EXERCISE TASK
Quote the entries in full, character for character, without their images.

[Stored dataset items]
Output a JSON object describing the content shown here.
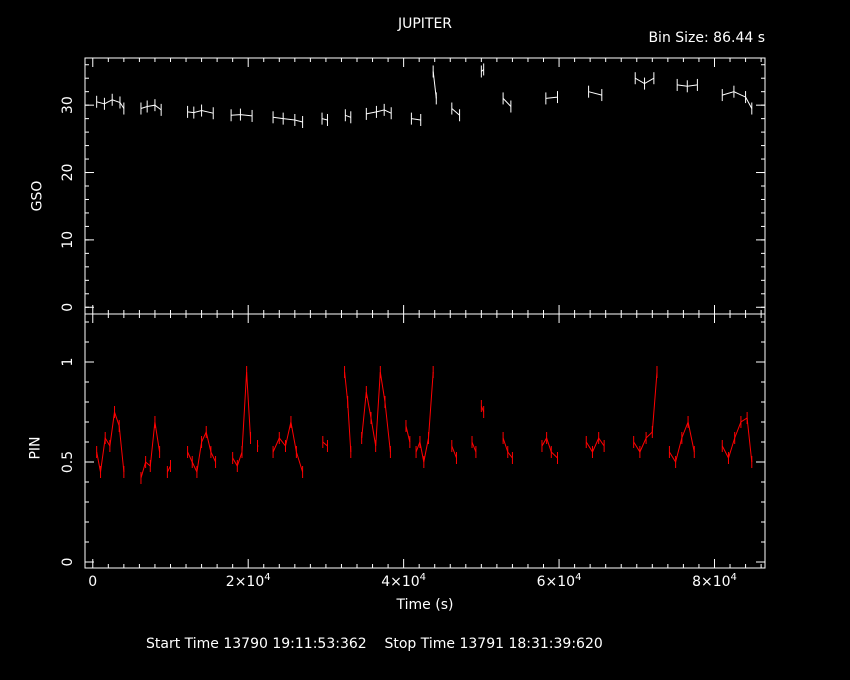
{
  "chart_data": [
    {
      "type": "line",
      "title": "JUPITER",
      "annotation": "Bin Size: 86.44 s",
      "ylabel": "GSO",
      "xlim": [
        -1000,
        86500
      ],
      "ylim": [
        -1,
        37
      ],
      "yticks": [
        "0",
        "10",
        "20",
        "30"
      ],
      "color": "#ffffff",
      "segments": [
        {
          "x": [
            500,
            1500,
            2500,
            3500,
            4000
          ],
          "y": [
            30.5,
            30.2,
            30.8,
            30.4,
            29.5
          ]
        },
        {
          "x": [
            6200,
            7000,
            8000,
            8800
          ],
          "y": [
            29.5,
            29.8,
            30.0,
            29.3
          ]
        },
        {
          "x": [
            12200,
            13000,
            14000,
            15500
          ],
          "y": [
            29.0,
            28.9,
            29.2,
            28.8
          ]
        },
        {
          "x": [
            17800,
            19000,
            20500
          ],
          "y": [
            28.5,
            28.6,
            28.4
          ]
        },
        {
          "x": [
            23200,
            24500,
            26000,
            27000
          ],
          "y": [
            28.2,
            28.0,
            27.8,
            27.5
          ]
        },
        {
          "x": [
            29500,
            30200
          ],
          "y": [
            28.0,
            27.8
          ]
        },
        {
          "x": [
            32500,
            33200
          ],
          "y": [
            28.5,
            28.2
          ]
        },
        {
          "x": [
            35200,
            36500,
            37500,
            38400
          ],
          "y": [
            28.7,
            29.0,
            29.3,
            28.8
          ]
        },
        {
          "x": [
            41000,
            42200
          ],
          "y": [
            28.0,
            27.8
          ]
        },
        {
          "x": [
            43800,
            44200
          ],
          "y": [
            35.0,
            31.0
          ]
        },
        {
          "x": [
            46200,
            47200
          ],
          "y": [
            29.5,
            28.5
          ]
        },
        {
          "x": [
            50000,
            50300
          ],
          "y": [
            35.0,
            35.3
          ]
        },
        {
          "x": [
            52800,
            53800
          ],
          "y": [
            31.0,
            29.8
          ]
        },
        {
          "x": [
            58300,
            59800
          ],
          "y": [
            31.0,
            31.2
          ]
        },
        {
          "x": [
            63800,
            65500
          ],
          "y": [
            32.0,
            31.5
          ]
        },
        {
          "x": [
            69800,
            71000,
            72200
          ],
          "y": [
            34.0,
            33.2,
            34.0
          ]
        },
        {
          "x": [
            75200,
            76500,
            77800
          ],
          "y": [
            33.0,
            32.8,
            33.0
          ]
        },
        {
          "x": [
            81000,
            82500,
            84000,
            84800
          ],
          "y": [
            31.5,
            32.0,
            31.2,
            29.5
          ]
        }
      ]
    },
    {
      "type": "line",
      "ylabel": "PIN",
      "xlabel": "Time (s)",
      "xlim": [
        -1000,
        86500
      ],
      "ylim": [
        -0.03,
        1.24
      ],
      "yticks": [
        "0",
        "0.5",
        "1"
      ],
      "xticks": [
        "0",
        "2×10^4",
        "4×10^4",
        "6×10^4",
        "8×10^4"
      ],
      "color": "#ff0000",
      "segments": [
        {
          "x": [
            500,
            1000,
            1600,
            2200,
            2800,
            3400,
            4000
          ],
          "y": [
            0.55,
            0.45,
            0.62,
            0.58,
            0.75,
            0.68,
            0.45
          ]
        },
        {
          "x": [
            6200,
            6800,
            7400,
            8000,
            8600
          ],
          "y": [
            0.42,
            0.5,
            0.48,
            0.7,
            0.55
          ]
        },
        {
          "x": [
            9600,
            10000
          ],
          "y": [
            0.45,
            0.48
          ]
        },
        {
          "x": [
            12200,
            12800,
            13400,
            14000,
            14600,
            15200,
            15800
          ],
          "y": [
            0.55,
            0.5,
            0.45,
            0.6,
            0.65,
            0.55,
            0.5
          ]
        },
        {
          "x": [
            18000,
            18600,
            19200,
            19800,
            20300
          ],
          "y": [
            0.52,
            0.48,
            0.55,
            0.95,
            0.62
          ]
        },
        {
          "x": [
            21200
          ],
          "y": [
            0.58
          ]
        },
        {
          "x": [
            23200,
            24000,
            24800,
            25500,
            26200,
            27000
          ],
          "y": [
            0.55,
            0.62,
            0.58,
            0.7,
            0.55,
            0.45
          ]
        },
        {
          "x": [
            29600,
            30200
          ],
          "y": [
            0.6,
            0.58
          ]
        },
        {
          "x": [
            32400,
            32800,
            33200
          ],
          "y": [
            0.95,
            0.8,
            0.55
          ]
        },
        {
          "x": [
            34600,
            35200,
            35800,
            36400,
            37000,
            37600,
            38300
          ],
          "y": [
            0.62,
            0.85,
            0.72,
            0.58,
            0.95,
            0.8,
            0.55
          ]
        },
        {
          "x": [
            40300,
            40800
          ],
          "y": [
            0.68,
            0.6
          ]
        },
        {
          "x": [
            41600,
            42100,
            42600,
            43200,
            43800
          ],
          "y": [
            0.55,
            0.6,
            0.5,
            0.62,
            0.95
          ]
        },
        {
          "x": [
            46200,
            46800
          ],
          "y": [
            0.58,
            0.52
          ]
        },
        {
          "x": [
            48800,
            49300
          ],
          "y": [
            0.6,
            0.55
          ]
        },
        {
          "x": [
            50000,
            50300
          ],
          "y": [
            0.78,
            0.75
          ]
        },
        {
          "x": [
            52800,
            53400,
            54000
          ],
          "y": [
            0.62,
            0.55,
            0.52
          ]
        },
        {
          "x": [
            57800,
            58400,
            59000,
            59800
          ],
          "y": [
            0.58,
            0.62,
            0.55,
            0.52
          ]
        },
        {
          "x": [
            63500,
            64300,
            65100,
            65800
          ],
          "y": [
            0.6,
            0.55,
            0.62,
            0.58
          ]
        },
        {
          "x": [
            69600,
            70400,
            71200,
            72000,
            72600
          ],
          "y": [
            0.6,
            0.55,
            0.62,
            0.65,
            0.95
          ]
        },
        {
          "x": [
            74200,
            75000,
            75800,
            76600,
            77400
          ],
          "y": [
            0.55,
            0.5,
            0.62,
            0.7,
            0.55
          ]
        },
        {
          "x": [
            81000,
            81800,
            82600,
            83400,
            84200,
            84800
          ],
          "y": [
            0.58,
            0.52,
            0.62,
            0.7,
            0.72,
            0.5
          ]
        }
      ]
    }
  ],
  "footer": {
    "start": "Start Time 13790 19:11:53:362",
    "stop": "Stop Time 13791 18:31:39:620"
  }
}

WRITTEN SOLUTION
Output a JSON object describing the content shown here.
{
  "chart_data": [
    {
      "type": "line",
      "title": "JUPITER",
      "annotation": "Bin Size: 86.44 s",
      "ylabel": "GSO",
      "xlim": [
        -1000,
        86500
      ],
      "ylim": [
        -1,
        37
      ],
      "yticks": [
        "0",
        "10",
        "20",
        "30"
      ],
      "color": "#ffffff",
      "segments": [
        {
          "x": [
            500,
            1500,
            2500,
            3500,
            4000
          ],
          "y": [
            30.5,
            30.2,
            30.8,
            30.4,
            29.5
          ]
        },
        {
          "x": [
            6200,
            7000,
            8000,
            8800
          ],
          "y": [
            29.5,
            29.8,
            30.0,
            29.3
          ]
        },
        {
          "x": [
            12200,
            13000,
            14000,
            15500
          ],
          "y": [
            29.0,
            28.9,
            29.2,
            28.8
          ]
        },
        {
          "x": [
            17800,
            19000,
            20500
          ],
          "y": [
            28.5,
            28.6,
            28.4
          ]
        },
        {
          "x": [
            23200,
            24500,
            26000,
            27000
          ],
          "y": [
            28.2,
            28.0,
            27.8,
            27.5
          ]
        },
        {
          "x": [
            29500,
            30200
          ],
          "y": [
            28.0,
            27.8
          ]
        },
        {
          "x": [
            32500,
            33200
          ],
          "y": [
            28.5,
            28.2
          ]
        },
        {
          "x": [
            35200,
            36500,
            37500,
            38400
          ],
          "y": [
            28.7,
            29.0,
            29.3,
            28.8
          ]
        },
        {
          "x": [
            41000,
            42200
          ],
          "y": [
            28.0,
            27.8
          ]
        },
        {
          "x": [
            43800,
            44200
          ],
          "y": [
            35.0,
            31.0
          ]
        },
        {
          "x": [
            46200,
            47200
          ],
          "y": [
            29.5,
            28.5
          ]
        },
        {
          "x": [
            50000,
            50300
          ],
          "y": [
            35.0,
            35.3
          ]
        },
        {
          "x": [
            52800,
            53800
          ],
          "y": [
            31.0,
            29.8
          ]
        },
        {
          "x": [
            58300,
            59800
          ],
          "y": [
            31.0,
            31.2
          ]
        },
        {
          "x": [
            63800,
            65500
          ],
          "y": [
            32.0,
            31.5
          ]
        },
        {
          "x": [
            69800,
            71000,
            72200
          ],
          "y": [
            34.0,
            33.2,
            34.0
          ]
        },
        {
          "x": [
            75200,
            76500,
            77800
          ],
          "y": [
            33.0,
            32.8,
            33.0
          ]
        },
        {
          "x": [
            81000,
            82500,
            84000,
            84800
          ],
          "y": [
            31.5,
            32.0,
            31.2,
            29.5
          ]
        }
      ]
    },
    {
      "type": "line",
      "ylabel": "PIN",
      "xlabel": "Time (s)",
      "xlim": [
        -1000,
        86500
      ],
      "ylim": [
        -0.03,
        1.24
      ],
      "yticks": [
        "0",
        "0.5",
        "1"
      ],
      "xticks": [
        "0",
        "2×10^4",
        "4×10^4",
        "6×10^4",
        "8×10^4"
      ],
      "color": "#ff0000",
      "segments": [
        {
          "x": [
            500,
            1000,
            1600,
            2200,
            2800,
            3400,
            4000
          ],
          "y": [
            0.55,
            0.45,
            0.62,
            0.58,
            0.75,
            0.68,
            0.45
          ]
        },
        {
          "x": [
            6200,
            6800,
            7400,
            8000,
            8600
          ],
          "y": [
            0.42,
            0.5,
            0.48,
            0.7,
            0.55
          ]
        },
        {
          "x": [
            9600,
            10000
          ],
          "y": [
            0.45,
            0.48
          ]
        },
        {
          "x": [
            12200,
            12800,
            13400,
            14000,
            14600,
            15200,
            15800
          ],
          "y": [
            0.55,
            0.5,
            0.45,
            0.6,
            0.65,
            0.55,
            0.5
          ]
        },
        {
          "x": [
            18000,
            18600,
            19200,
            19800,
            20300
          ],
          "y": [
            0.52,
            0.48,
            0.55,
            0.95,
            0.62
          ]
        },
        {
          "x": [
            21200
          ],
          "y": [
            0.58
          ]
        },
        {
          "x": [
            23200,
            24000,
            24800,
            25500,
            26200,
            27000
          ],
          "y": [
            0.55,
            0.62,
            0.58,
            0.7,
            0.55,
            0.45
          ]
        },
        {
          "x": [
            29600,
            30200
          ],
          "y": [
            0.6,
            0.58
          ]
        },
        {
          "x": [
            32400,
            32800,
            33200
          ],
          "y": [
            0.95,
            0.8,
            0.55
          ]
        },
        {
          "x": [
            34600,
            35200,
            35800,
            36400,
            37000,
            37600,
            38300
          ],
          "y": [
            0.62,
            0.85,
            0.72,
            0.58,
            0.95,
            0.8,
            0.55
          ]
        },
        {
          "x": [
            40300,
            40800
          ],
          "y": [
            0.68,
            0.6
          ]
        },
        {
          "x": [
            41600,
            42100,
            42600,
            43200,
            43800
          ],
          "y": [
            0.55,
            0.6,
            0.5,
            0.62,
            0.95
          ]
        },
        {
          "x": [
            46200,
            46800
          ],
          "y": [
            0.58,
            0.52
          ]
        },
        {
          "x": [
            48800,
            49300
          ],
          "y": [
            0.6,
            0.55
          ]
        },
        {
          "x": [
            50000,
            50300
          ],
          "y": [
            0.78,
            0.75
          ]
        },
        {
          "x": [
            52800,
            53400,
            54000
          ],
          "y": [
            0.62,
            0.55,
            0.52
          ]
        },
        {
          "x": [
            57800,
            58400,
            59000,
            59800
          ],
          "y": [
            0.58,
            0.62,
            0.55,
            0.52
          ]
        },
        {
          "x": [
            63500,
            64300,
            65100,
            65800
          ],
          "y": [
            0.6,
            0.55,
            0.62,
            0.58
          ]
        },
        {
          "x": [
            69600,
            70400,
            71200,
            72000,
            72600
          ],
          "y": [
            0.6,
            0.55,
            0.62,
            0.65,
            0.95
          ]
        },
        {
          "x": [
            74200,
            75000,
            75800,
            76600,
            77400
          ],
          "y": [
            0.55,
            0.5,
            0.62,
            0.7,
            0.55
          ]
        },
        {
          "x": [
            81000,
            81800,
            82600,
            83400,
            84200,
            84800
          ],
          "y": [
            0.58,
            0.52,
            0.62,
            0.7,
            0.72,
            0.5
          ]
        }
      ]
    }
  ],
  "footer": {
    "start": "Start Time 13790 19:11:53:362",
    "stop": "Stop Time 13791 18:31:39:620"
  }
}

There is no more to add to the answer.